> _Brief_
The entire listing is to be repeated verbatim.

> _Records to process_
+ + + + + + +

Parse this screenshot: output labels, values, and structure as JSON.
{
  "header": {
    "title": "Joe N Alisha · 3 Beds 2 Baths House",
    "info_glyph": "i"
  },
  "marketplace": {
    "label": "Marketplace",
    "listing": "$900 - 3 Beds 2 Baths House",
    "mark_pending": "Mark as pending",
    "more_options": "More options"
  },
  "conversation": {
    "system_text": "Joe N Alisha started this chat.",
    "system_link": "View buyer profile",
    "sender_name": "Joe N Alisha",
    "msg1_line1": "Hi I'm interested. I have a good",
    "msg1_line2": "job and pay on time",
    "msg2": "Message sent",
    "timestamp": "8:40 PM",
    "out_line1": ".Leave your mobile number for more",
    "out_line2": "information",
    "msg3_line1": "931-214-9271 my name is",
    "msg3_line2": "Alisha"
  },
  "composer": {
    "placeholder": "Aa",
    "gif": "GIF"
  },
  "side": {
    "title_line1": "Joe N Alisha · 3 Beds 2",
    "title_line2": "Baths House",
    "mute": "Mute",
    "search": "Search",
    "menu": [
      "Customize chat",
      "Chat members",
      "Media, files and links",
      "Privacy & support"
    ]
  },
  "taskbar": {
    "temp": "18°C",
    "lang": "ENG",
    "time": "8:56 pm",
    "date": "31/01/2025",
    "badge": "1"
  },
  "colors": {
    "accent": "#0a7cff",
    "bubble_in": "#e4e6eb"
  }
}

+ + + + + + +

> _Answer to this task_
Parse this screenshot: output labels, values, and structure as JSON.
{
  "header": {
    "title": "Joe N Alisha · 3 Beds 2 Baths House",
    "info_glyph": "i"
  },
  "marketplace": {
    "label": "Marketplace",
    "listing": "$900 - 3 Beds 2 Baths House",
    "mark_pending": "Mark as pending",
    "more_options": "More options"
  },
  "conversation": {
    "system_text": "Joe N Alisha started this chat.",
    "system_link": "View buyer profile",
    "sender_name": "Joe N Alisha",
    "msg1_line1": "Hi I'm interested. I have a good",
    "msg1_line2": "job and pay on time",
    "msg2": "Message sent",
    "timestamp": "8:40 PM",
    "out_line1": ".Leave your mobile number for more",
    "out_line2": "information",
    "msg3_line1": "931-214-9271 my name is",
    "msg3_line2": "Alisha"
  },
  "composer": {
    "placeholder": "Aa",
    "gif": "GIF"
  },
  "side": {
    "title_line1": "Joe N Alisha · 3 Beds 2",
    "title_line2": "Baths House",
    "mute": "Mute",
    "search": "Search",
    "menu": [
      "Customize chat",
      "Chat members",
      "Media, files and links",
      "Privacy & support"
    ]
  },
  "taskbar": {
    "temp": "18°C",
    "lang": "ENG",
    "time": "8:56 pm",
    "date": "31/01/2025",
    "badge": "1"
  },
  "colors": {
    "accent": "#0a7cff",
    "bubble_in": "#e4e6eb"
  }
}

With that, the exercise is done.